(Exercise requirements)
What lines of the data include the string "will"? Copy them all.
══════════
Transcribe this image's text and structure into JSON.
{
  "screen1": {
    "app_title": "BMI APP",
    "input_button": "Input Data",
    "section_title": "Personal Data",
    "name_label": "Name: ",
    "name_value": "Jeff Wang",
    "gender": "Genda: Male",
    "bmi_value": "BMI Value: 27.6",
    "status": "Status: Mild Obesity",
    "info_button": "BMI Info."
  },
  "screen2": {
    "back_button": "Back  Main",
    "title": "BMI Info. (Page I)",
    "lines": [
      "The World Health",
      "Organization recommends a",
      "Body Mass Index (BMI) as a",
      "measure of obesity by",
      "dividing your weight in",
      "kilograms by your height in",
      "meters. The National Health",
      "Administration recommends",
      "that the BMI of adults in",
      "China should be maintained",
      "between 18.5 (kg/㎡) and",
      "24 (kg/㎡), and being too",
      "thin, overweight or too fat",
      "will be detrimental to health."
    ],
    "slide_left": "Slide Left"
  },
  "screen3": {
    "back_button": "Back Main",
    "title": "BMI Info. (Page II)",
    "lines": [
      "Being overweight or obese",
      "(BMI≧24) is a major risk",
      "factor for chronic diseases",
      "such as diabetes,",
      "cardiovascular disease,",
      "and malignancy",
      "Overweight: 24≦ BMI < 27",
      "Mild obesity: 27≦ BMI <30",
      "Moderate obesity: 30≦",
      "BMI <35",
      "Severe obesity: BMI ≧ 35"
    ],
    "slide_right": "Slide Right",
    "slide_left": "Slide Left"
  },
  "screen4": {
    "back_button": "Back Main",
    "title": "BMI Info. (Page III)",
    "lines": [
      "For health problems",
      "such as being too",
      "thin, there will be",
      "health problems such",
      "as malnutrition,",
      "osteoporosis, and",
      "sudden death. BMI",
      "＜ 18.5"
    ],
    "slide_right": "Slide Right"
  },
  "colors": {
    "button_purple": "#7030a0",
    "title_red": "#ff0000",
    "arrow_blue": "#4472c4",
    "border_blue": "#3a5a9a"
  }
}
══════════
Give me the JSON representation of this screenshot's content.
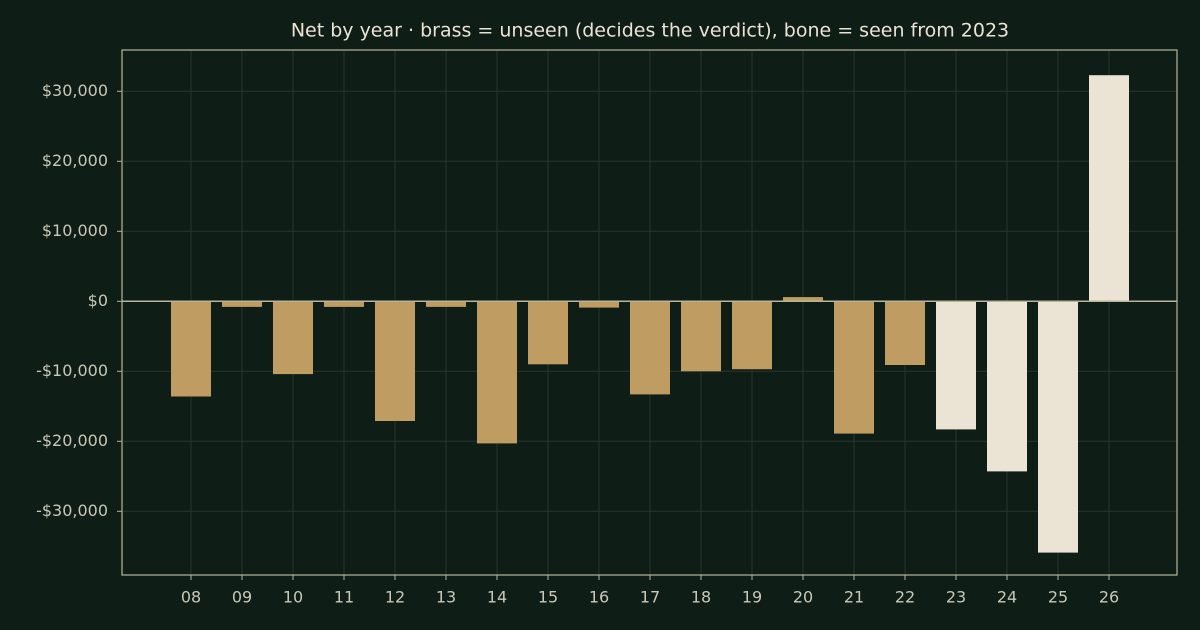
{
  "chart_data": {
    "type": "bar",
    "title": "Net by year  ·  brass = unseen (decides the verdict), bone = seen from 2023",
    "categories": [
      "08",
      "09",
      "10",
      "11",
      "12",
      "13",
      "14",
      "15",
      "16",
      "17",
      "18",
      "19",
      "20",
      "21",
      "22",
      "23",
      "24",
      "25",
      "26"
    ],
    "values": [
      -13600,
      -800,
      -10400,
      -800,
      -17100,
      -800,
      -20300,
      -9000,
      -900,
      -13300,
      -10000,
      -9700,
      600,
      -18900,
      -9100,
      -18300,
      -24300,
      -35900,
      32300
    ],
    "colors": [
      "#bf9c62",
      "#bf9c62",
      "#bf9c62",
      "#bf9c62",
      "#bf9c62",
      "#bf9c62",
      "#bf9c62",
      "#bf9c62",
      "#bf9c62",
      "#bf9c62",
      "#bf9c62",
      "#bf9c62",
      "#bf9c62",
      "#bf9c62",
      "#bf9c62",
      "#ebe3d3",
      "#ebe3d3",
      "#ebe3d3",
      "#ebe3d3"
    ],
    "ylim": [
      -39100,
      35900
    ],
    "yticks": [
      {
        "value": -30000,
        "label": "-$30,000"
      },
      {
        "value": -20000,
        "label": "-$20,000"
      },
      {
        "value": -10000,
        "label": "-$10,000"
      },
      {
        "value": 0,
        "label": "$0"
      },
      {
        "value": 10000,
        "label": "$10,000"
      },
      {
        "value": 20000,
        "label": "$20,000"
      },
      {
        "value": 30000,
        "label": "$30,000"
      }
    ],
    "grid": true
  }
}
══════════
(Written reply)
      "will be detrimental to health."
      "thin, there will be",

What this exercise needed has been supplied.